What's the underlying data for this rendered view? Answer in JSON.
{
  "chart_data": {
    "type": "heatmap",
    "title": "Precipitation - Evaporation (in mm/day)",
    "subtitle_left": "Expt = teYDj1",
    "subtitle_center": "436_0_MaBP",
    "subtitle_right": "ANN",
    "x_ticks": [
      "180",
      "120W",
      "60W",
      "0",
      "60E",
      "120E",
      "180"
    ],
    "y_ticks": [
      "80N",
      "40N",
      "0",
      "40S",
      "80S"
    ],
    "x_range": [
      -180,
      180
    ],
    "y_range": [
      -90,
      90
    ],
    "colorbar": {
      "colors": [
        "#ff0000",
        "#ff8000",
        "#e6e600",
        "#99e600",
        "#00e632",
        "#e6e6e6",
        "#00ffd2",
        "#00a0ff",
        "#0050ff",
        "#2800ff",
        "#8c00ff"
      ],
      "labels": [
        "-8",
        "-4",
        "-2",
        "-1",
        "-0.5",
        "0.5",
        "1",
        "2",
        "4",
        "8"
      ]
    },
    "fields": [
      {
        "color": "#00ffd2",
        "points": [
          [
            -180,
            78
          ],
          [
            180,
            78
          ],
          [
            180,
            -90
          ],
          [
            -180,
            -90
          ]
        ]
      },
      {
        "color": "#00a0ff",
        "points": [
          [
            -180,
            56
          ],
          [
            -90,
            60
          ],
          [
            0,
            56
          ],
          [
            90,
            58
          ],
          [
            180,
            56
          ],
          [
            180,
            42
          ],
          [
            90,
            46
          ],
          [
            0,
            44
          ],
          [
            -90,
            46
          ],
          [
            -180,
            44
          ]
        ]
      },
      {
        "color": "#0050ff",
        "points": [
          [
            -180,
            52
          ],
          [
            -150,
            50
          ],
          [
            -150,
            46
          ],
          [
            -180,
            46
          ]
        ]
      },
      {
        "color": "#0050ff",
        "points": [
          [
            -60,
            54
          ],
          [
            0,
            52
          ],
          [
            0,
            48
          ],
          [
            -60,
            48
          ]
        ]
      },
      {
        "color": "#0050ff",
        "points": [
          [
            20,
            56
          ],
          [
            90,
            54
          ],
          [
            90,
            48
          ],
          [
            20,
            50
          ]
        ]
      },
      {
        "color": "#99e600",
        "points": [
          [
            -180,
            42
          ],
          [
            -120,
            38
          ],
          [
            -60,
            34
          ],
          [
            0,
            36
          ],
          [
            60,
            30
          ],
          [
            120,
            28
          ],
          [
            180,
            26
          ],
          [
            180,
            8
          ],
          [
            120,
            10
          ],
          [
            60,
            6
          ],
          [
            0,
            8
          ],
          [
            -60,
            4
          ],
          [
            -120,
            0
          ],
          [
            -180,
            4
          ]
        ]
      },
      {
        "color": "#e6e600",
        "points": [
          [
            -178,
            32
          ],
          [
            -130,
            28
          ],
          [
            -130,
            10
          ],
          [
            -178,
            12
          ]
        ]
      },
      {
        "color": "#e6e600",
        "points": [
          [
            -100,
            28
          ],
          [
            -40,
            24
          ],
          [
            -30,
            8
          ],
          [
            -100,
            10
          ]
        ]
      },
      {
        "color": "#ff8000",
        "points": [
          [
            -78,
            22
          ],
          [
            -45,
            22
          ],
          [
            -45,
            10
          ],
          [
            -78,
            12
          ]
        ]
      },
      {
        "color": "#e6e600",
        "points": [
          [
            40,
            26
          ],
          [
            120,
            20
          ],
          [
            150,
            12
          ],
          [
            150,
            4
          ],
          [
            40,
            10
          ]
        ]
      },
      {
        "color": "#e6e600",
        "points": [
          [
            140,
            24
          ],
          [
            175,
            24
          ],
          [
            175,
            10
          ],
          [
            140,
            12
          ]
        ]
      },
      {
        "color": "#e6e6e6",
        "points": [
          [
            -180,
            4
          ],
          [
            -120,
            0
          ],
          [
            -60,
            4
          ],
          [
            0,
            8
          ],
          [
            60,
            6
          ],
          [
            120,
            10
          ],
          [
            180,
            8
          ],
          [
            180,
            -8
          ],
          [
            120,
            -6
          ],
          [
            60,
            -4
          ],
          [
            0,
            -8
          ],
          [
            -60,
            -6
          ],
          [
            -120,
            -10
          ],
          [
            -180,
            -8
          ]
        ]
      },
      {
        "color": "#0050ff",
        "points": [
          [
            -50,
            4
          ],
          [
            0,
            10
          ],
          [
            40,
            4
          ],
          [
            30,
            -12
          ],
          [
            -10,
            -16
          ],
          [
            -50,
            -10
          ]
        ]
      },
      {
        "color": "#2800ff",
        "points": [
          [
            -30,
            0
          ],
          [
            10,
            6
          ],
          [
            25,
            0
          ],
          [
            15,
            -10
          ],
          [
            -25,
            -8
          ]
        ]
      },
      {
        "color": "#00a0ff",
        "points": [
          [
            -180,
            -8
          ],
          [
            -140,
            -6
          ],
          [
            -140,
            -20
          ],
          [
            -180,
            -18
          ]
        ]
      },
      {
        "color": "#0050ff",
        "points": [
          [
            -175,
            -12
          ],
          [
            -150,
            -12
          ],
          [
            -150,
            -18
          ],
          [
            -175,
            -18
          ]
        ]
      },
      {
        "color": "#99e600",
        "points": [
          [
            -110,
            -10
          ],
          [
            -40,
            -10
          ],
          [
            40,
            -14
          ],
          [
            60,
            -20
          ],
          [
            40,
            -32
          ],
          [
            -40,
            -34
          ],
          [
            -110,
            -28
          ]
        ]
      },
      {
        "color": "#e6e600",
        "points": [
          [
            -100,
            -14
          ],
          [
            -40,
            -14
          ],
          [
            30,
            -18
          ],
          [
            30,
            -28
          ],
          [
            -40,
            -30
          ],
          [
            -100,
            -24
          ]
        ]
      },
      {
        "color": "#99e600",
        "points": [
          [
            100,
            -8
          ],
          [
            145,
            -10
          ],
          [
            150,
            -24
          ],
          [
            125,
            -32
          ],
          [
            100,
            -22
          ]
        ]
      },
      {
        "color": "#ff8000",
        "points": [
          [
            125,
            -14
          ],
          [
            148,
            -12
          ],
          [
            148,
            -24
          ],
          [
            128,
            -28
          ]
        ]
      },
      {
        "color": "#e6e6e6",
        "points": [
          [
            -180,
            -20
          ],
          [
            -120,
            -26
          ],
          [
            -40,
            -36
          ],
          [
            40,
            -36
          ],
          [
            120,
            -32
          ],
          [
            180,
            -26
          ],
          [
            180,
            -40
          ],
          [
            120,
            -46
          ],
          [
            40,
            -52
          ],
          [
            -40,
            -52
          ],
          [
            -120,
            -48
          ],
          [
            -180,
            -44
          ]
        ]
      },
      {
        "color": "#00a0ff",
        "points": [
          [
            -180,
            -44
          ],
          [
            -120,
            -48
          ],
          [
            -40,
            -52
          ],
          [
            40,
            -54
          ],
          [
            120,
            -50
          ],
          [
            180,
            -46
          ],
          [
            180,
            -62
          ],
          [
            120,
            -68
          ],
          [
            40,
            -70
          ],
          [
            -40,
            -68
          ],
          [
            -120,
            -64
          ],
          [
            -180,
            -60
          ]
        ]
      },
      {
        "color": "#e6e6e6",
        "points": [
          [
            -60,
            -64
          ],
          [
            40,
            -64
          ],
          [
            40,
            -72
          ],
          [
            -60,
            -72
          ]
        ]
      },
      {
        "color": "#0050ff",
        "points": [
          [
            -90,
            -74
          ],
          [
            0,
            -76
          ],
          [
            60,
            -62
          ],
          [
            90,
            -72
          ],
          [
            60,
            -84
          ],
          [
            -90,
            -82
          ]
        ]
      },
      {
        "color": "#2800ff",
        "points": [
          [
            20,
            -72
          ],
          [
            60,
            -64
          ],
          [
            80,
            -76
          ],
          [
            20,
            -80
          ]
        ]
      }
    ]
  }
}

☆ ☆ ☆

(SHORT EXERCISE): All of the data must be returned exactly.

(RESULT FOR THIS EXERCISE):
What's the underlying data for this rendered view? Answer in JSON.
{
  "chart_data": {
    "type": "heatmap",
    "title": "Precipitation - Evaporation (in mm/day)",
    "subtitle_left": "Expt = teYDj1",
    "subtitle_center": "436_0_MaBP",
    "subtitle_right": "ANN",
    "x_ticks": [
      "180",
      "120W",
      "60W",
      "0",
      "60E",
      "120E",
      "180"
    ],
    "y_ticks": [
      "80N",
      "40N",
      "0",
      "40S",
      "80S"
    ],
    "x_range": [
      -180,
      180
    ],
    "y_range": [
      -90,
      90
    ],
    "colorbar": {
      "colors": [
        "#ff0000",
        "#ff8000",
        "#e6e600",
        "#99e600",
        "#00e632",
        "#e6e6e6",
        "#00ffd2",
        "#00a0ff",
        "#0050ff",
        "#2800ff",
        "#8c00ff"
      ],
      "labels": [
        "-8",
        "-4",
        "-2",
        "-1",
        "-0.5",
        "0.5",
        "1",
        "2",
        "4",
        "8"
      ]
    },
    "fields": [
      {
        "color": "#00ffd2",
        "points": [
          [
            -180,
            78
          ],
          [
            180,
            78
          ],
          [
            180,
            -90
          ],
          [
            -180,
            -90
          ]
        ]
      },
      {
        "color": "#00a0ff",
        "points": [
          [
            -180,
            56
          ],
          [
            -90,
            60
          ],
          [
            0,
            56
          ],
          [
            90,
            58
          ],
          [
            180,
            56
          ],
          [
            180,
            42
          ],
          [
            90,
            46
          ],
          [
            0,
            44
          ],
          [
            -90,
            46
          ],
          [
            -180,
            44
          ]
        ]
      },
      {
        "color": "#0050ff",
        "points": [
          [
            -180,
            52
          ],
          [
            -150,
            50
          ],
          [
            -150,
            46
          ],
          [
            -180,
            46
          ]
        ]
      },
      {
        "color": "#0050ff",
        "points": [
          [
            -60,
            54
          ],
          [
            0,
            52
          ],
          [
            0,
            48
          ],
          [
            -60,
            48
          ]
        ]
      },
      {
        "color": "#0050ff",
        "points": [
          [
            20,
            56
          ],
          [
            90,
            54
          ],
          [
            90,
            48
          ],
          [
            20,
            50
          ]
        ]
      },
      {
        "color": "#99e600",
        "points": [
          [
            -180,
            42
          ],
          [
            -120,
            38
          ],
          [
            -60,
            34
          ],
          [
            0,
            36
          ],
          [
            60,
            30
          ],
          [
            120,
            28
          ],
          [
            180,
            26
          ],
          [
            180,
            8
          ],
          [
            120,
            10
          ],
          [
            60,
            6
          ],
          [
            0,
            8
          ],
          [
            -60,
            4
          ],
          [
            -120,
            0
          ],
          [
            -180,
            4
          ]
        ]
      },
      {
        "color": "#e6e600",
        "points": [
          [
            -178,
            32
          ],
          [
            -130,
            28
          ],
          [
            -130,
            10
          ],
          [
            -178,
            12
          ]
        ]
      },
      {
        "color": "#e6e600",
        "points": [
          [
            -100,
            28
          ],
          [
            -40,
            24
          ],
          [
            -30,
            8
          ],
          [
            -100,
            10
          ]
        ]
      },
      {
        "color": "#ff8000",
        "points": [
          [
            -78,
            22
          ],
          [
            -45,
            22
          ],
          [
            -45,
            10
          ],
          [
            -78,
            12
          ]
        ]
      },
      {
        "color": "#e6e600",
        "points": [
          [
            40,
            26
          ],
          [
            120,
            20
          ],
          [
            150,
            12
          ],
          [
            150,
            4
          ],
          [
            40,
            10
          ]
        ]
      },
      {
        "color": "#e6e600",
        "points": [
          [
            140,
            24
          ],
          [
            175,
            24
          ],
          [
            175,
            10
          ],
          [
            140,
            12
          ]
        ]
      },
      {
        "color": "#e6e6e6",
        "points": [
          [
            -180,
            4
          ],
          [
            -120,
            0
          ],
          [
            -60,
            4
          ],
          [
            0,
            8
          ],
          [
            60,
            6
          ],
          [
            120,
            10
          ],
          [
            180,
            8
          ],
          [
            180,
            -8
          ],
          [
            120,
            -6
          ],
          [
            60,
            -4
          ],
          [
            0,
            -8
          ],
          [
            -60,
            -6
          ],
          [
            -120,
            -10
          ],
          [
            -180,
            -8
          ]
        ]
      },
      {
        "color": "#0050ff",
        "points": [
          [
            -50,
            4
          ],
          [
            0,
            10
          ],
          [
            40,
            4
          ],
          [
            30,
            -12
          ],
          [
            -10,
            -16
          ],
          [
            -50,
            -10
          ]
        ]
      },
      {
        "color": "#2800ff",
        "points": [
          [
            -30,
            0
          ],
          [
            10,
            6
          ],
          [
            25,
            0
          ],
          [
            15,
            -10
          ],
          [
            -25,
            -8
          ]
        ]
      },
      {
        "color": "#00a0ff",
        "points": [
          [
            -180,
            -8
          ],
          [
            -140,
            -6
          ],
          [
            -140,
            -20
          ],
          [
            -180,
            -18
          ]
        ]
      },
      {
        "color": "#0050ff",
        "points": [
          [
            -175,
            -12
          ],
          [
            -150,
            -12
          ],
          [
            -150,
            -18
          ],
          [
            -175,
            -18
          ]
        ]
      },
      {
        "color": "#99e600",
        "points": [
          [
            -110,
            -10
          ],
          [
            -40,
            -10
          ],
          [
            40,
            -14
          ],
          [
            60,
            -20
          ],
          [
            40,
            -32
          ],
          [
            -40,
            -34
          ],
          [
            -110,
            -28
          ]
        ]
      },
      {
        "color": "#e6e600",
        "points": [
          [
            -100,
            -14
          ],
          [
            -40,
            -14
          ],
          [
            30,
            -18
          ],
          [
            30,
            -28
          ],
          [
            -40,
            -30
          ],
          [
            -100,
            -24
          ]
        ]
      },
      {
        "color": "#99e600",
        "points": [
          [
            100,
            -8
          ],
          [
            145,
            -10
          ],
          [
            150,
            -24
          ],
          [
            125,
            -32
          ],
          [
            100,
            -22
          ]
        ]
      },
      {
        "color": "#ff8000",
        "points": [
          [
            125,
            -14
          ],
          [
            148,
            -12
          ],
          [
            148,
            -24
          ],
          [
            128,
            -28
          ]
        ]
      },
      {
        "color": "#e6e6e6",
        "points": [
          [
            -180,
            -20
          ],
          [
            -120,
            -26
          ],
          [
            -40,
            -36
          ],
          [
            40,
            -36
          ],
          [
            120,
            -32
          ],
          [
            180,
            -26
          ],
          [
            180,
            -40
          ],
          [
            120,
            -46
          ],
          [
            40,
            -52
          ],
          [
            -40,
            -52
          ],
          [
            -120,
            -48
          ],
          [
            -180,
            -44
          ]
        ]
      },
      {
        "color": "#00a0ff",
        "points": [
          [
            -180,
            -44
          ],
          [
            -120,
            -48
          ],
          [
            -40,
            -52
          ],
          [
            40,
            -54
          ],
          [
            120,
            -50
          ],
          [
            180,
            -46
          ],
          [
            180,
            -62
          ],
          [
            120,
            -68
          ],
          [
            40,
            -70
          ],
          [
            -40,
            -68
          ],
          [
            -120,
            -64
          ],
          [
            -180,
            -60
          ]
        ]
      },
      {
        "color": "#e6e6e6",
        "points": [
          [
            -60,
            -64
          ],
          [
            40,
            -64
          ],
          [
            40,
            -72
          ],
          [
            -60,
            -72
          ]
        ]
      },
      {
        "color": "#0050ff",
        "points": [
          [
            -90,
            -74
          ],
          [
            0,
            -76
          ],
          [
            60,
            -62
          ],
          [
            90,
            -72
          ],
          [
            60,
            -84
          ],
          [
            -90,
            -82
          ]
        ]
      },
      {
        "color": "#2800ff",
        "points": [
          [
            20,
            -72
          ],
          [
            60,
            -64
          ],
          [
            80,
            -76
          ],
          [
            20,
            -80
          ]
        ]
      }
    ]
  }
}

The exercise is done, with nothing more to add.